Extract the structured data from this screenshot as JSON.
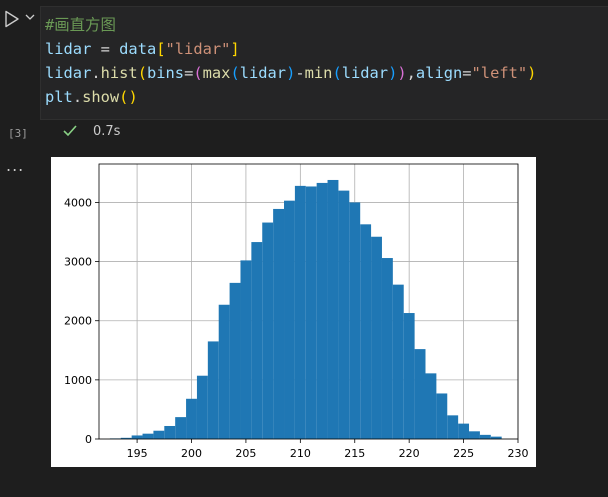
{
  "cell": {
    "code_lines": [
      [
        {
          "t": "#画直方图",
          "c": "comment"
        }
      ],
      [
        {
          "t": "lidar",
          "c": "var"
        },
        {
          "t": " = ",
          "c": ""
        },
        {
          "t": "data",
          "c": "var"
        },
        {
          "t": "[",
          "c": "br1"
        },
        {
          "t": "\"lidar\"",
          "c": "str"
        },
        {
          "t": "]",
          "c": "br1"
        }
      ],
      [
        {
          "t": "lidar",
          "c": "var"
        },
        {
          "t": ".",
          "c": ""
        },
        {
          "t": "hist",
          "c": "fn"
        },
        {
          "t": "(",
          "c": "br1"
        },
        {
          "t": "bins",
          "c": "var"
        },
        {
          "t": "=",
          "c": ""
        },
        {
          "t": "(",
          "c": "br2"
        },
        {
          "t": "max",
          "c": "fn"
        },
        {
          "t": "(",
          "c": "br3"
        },
        {
          "t": "lidar",
          "c": "var"
        },
        {
          "t": ")",
          "c": "br3"
        },
        {
          "t": "-",
          "c": ""
        },
        {
          "t": "min",
          "c": "fn"
        },
        {
          "t": "(",
          "c": "br3"
        },
        {
          "t": "lidar",
          "c": "var"
        },
        {
          "t": ")",
          "c": "br3"
        },
        {
          "t": ")",
          "c": "br2"
        },
        {
          "t": ",",
          "c": ""
        },
        {
          "t": "align",
          "c": "var"
        },
        {
          "t": "=",
          "c": ""
        },
        {
          "t": "\"left\"",
          "c": "str"
        },
        {
          "t": ")",
          "c": "br1"
        }
      ],
      [
        {
          "t": "plt",
          "c": "var"
        },
        {
          "t": ".",
          "c": ""
        },
        {
          "t": "show",
          "c": "fn"
        },
        {
          "t": "(",
          "c": "br1"
        },
        {
          "t": ")",
          "c": "br1"
        }
      ]
    ],
    "execution_count": "[3]",
    "duration": "0.7s",
    "more_label": "..."
  },
  "colors": {
    "bar": "#1f77b4",
    "grid": "#b0b0b0",
    "success": "#89d185"
  },
  "icons": {
    "run": "run-icon",
    "expand": "chevron-down-icon",
    "status": "check-icon"
  },
  "chart_data": {
    "type": "bar",
    "title": "",
    "xlabel": "",
    "ylabel": "",
    "xlim": [
      191.5,
      230
    ],
    "ylim": [
      0,
      4650
    ],
    "xticks": [
      195,
      200,
      205,
      210,
      215,
      220,
      225,
      230
    ],
    "yticks": [
      0,
      1000,
      2000,
      3000,
      4000
    ],
    "grid": true,
    "bin_width": 1,
    "bin_left_edges": [
      193,
      194,
      195,
      196,
      197,
      198,
      199,
      200,
      201,
      202,
      203,
      204,
      205,
      206,
      207,
      208,
      209,
      210,
      211,
      212,
      213,
      214,
      215,
      216,
      217,
      218,
      219,
      220,
      221,
      222,
      223,
      224,
      225,
      226,
      227,
      228
    ],
    "values": [
      10,
      20,
      60,
      90,
      140,
      220,
      370,
      680,
      1070,
      1650,
      2270,
      2640,
      3020,
      3330,
      3660,
      3890,
      4030,
      4280,
      4270,
      4330,
      4380,
      4200,
      4000,
      3630,
      3420,
      3060,
      2610,
      2130,
      1520,
      1110,
      770,
      400,
      260,
      130,
      70,
      40
    ]
  }
}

+ + + +

• **Written problem**
Write out the listing above again, exactly, but with no pictures in the copy.

• **Worked solution**
Extract the structured data from this screenshot as JSON.
{
  "cell": {
    "code_lines": [
      [
        {
          "t": "#画直方图",
          "c": "comment"
        }
      ],
      [
        {
          "t": "lidar",
          "c": "var"
        },
        {
          "t": " = ",
          "c": ""
        },
        {
          "t": "data",
          "c": "var"
        },
        {
          "t": "[",
          "c": "br1"
        },
        {
          "t": "\"lidar\"",
          "c": "str"
        },
        {
          "t": "]",
          "c": "br1"
        }
      ],
      [
        {
          "t": "lidar",
          "c": "var"
        },
        {
          "t": ".",
          "c": ""
        },
        {
          "t": "hist",
          "c": "fn"
        },
        {
          "t": "(",
          "c": "br1"
        },
        {
          "t": "bins",
          "c": "var"
        },
        {
          "t": "=",
          "c": ""
        },
        {
          "t": "(",
          "c": "br2"
        },
        {
          "t": "max",
          "c": "fn"
        },
        {
          "t": "(",
          "c": "br3"
        },
        {
          "t": "lidar",
          "c": "var"
        },
        {
          "t": ")",
          "c": "br3"
        },
        {
          "t": "-",
          "c": ""
        },
        {
          "t": "min",
          "c": "fn"
        },
        {
          "t": "(",
          "c": "br3"
        },
        {
          "t": "lidar",
          "c": "var"
        },
        {
          "t": ")",
          "c": "br3"
        },
        {
          "t": ")",
          "c": "br2"
        },
        {
          "t": ",",
          "c": ""
        },
        {
          "t": "align",
          "c": "var"
        },
        {
          "t": "=",
          "c": ""
        },
        {
          "t": "\"left\"",
          "c": "str"
        },
        {
          "t": ")",
          "c": "br1"
        }
      ],
      [
        {
          "t": "plt",
          "c": "var"
        },
        {
          "t": ".",
          "c": ""
        },
        {
          "t": "show",
          "c": "fn"
        },
        {
          "t": "(",
          "c": "br1"
        },
        {
          "t": ")",
          "c": "br1"
        }
      ]
    ],
    "execution_count": "[3]",
    "duration": "0.7s",
    "more_label": "..."
  },
  "colors": {
    "bar": "#1f77b4",
    "grid": "#b0b0b0",
    "success": "#89d185"
  },
  "icons": {
    "run": "run-icon",
    "expand": "chevron-down-icon",
    "status": "check-icon"
  },
  "chart_data": {
    "type": "bar",
    "title": "",
    "xlabel": "",
    "ylabel": "",
    "xlim": [
      191.5,
      230
    ],
    "ylim": [
      0,
      4650
    ],
    "xticks": [
      195,
      200,
      205,
      210,
      215,
      220,
      225,
      230
    ],
    "yticks": [
      0,
      1000,
      2000,
      3000,
      4000
    ],
    "grid": true,
    "bin_width": 1,
    "bin_left_edges": [
      193,
      194,
      195,
      196,
      197,
      198,
      199,
      200,
      201,
      202,
      203,
      204,
      205,
      206,
      207,
      208,
      209,
      210,
      211,
      212,
      213,
      214,
      215,
      216,
      217,
      218,
      219,
      220,
      221,
      222,
      223,
      224,
      225,
      226,
      227,
      228
    ],
    "values": [
      10,
      20,
      60,
      90,
      140,
      220,
      370,
      680,
      1070,
      1650,
      2270,
      2640,
      3020,
      3330,
      3660,
      3890,
      4030,
      4280,
      4270,
      4330,
      4380,
      4200,
      4000,
      3630,
      3420,
      3060,
      2610,
      2130,
      1520,
      1110,
      770,
      400,
      260,
      130,
      70,
      40
    ]
  }
}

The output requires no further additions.